◆ Exercise description: Reproduce each record exactly.

[Items listed in a dataset]
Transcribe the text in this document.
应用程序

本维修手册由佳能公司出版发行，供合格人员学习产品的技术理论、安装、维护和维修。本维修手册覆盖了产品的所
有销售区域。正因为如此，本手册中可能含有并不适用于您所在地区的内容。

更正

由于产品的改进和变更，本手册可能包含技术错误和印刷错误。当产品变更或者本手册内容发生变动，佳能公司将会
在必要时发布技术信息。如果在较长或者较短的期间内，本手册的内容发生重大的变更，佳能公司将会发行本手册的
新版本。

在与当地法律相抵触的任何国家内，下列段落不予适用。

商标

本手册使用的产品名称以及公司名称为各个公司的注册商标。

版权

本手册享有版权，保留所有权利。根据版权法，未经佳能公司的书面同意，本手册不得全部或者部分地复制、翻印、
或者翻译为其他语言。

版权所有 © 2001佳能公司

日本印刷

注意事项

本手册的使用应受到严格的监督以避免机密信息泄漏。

◆ Output for this task:
Transcribe the text in this document.
应用程序

本维修手册由佳能公司出版发行，供合格人员学习产品的技术理论、安装、维护和维修。本维修手册覆盖了产品的所
有销售区域。正因为如此，本手册中可能含有并不适用于您所在地区的内容。

更正

由于产品的改进和变更，本手册可能包含技术错误和印刷错误。当产品变更或者本手册内容发生变动，佳能公司将会
在必要时发布技术信息。如果在较长或者较短的期间内，本手册的内容发生重大的变更，佳能公司将会发行本手册的
新版本。

在与当地法律相抵触的任何国家内，下列段落不予适用。

商标

本手册使用的产品名称以及公司名称为各个公司的注册商标。

版权

本手册享有版权，保留所有权利。根据版权法，未经佳能公司的书面同意，本手册不得全部或者部分地复制、翻印、
或者翻译为其他语言。

版权所有 © 2001佳能公司

日本印刷

注意事项

本手册的使用应受到严格的监督以避免机密信息泄漏。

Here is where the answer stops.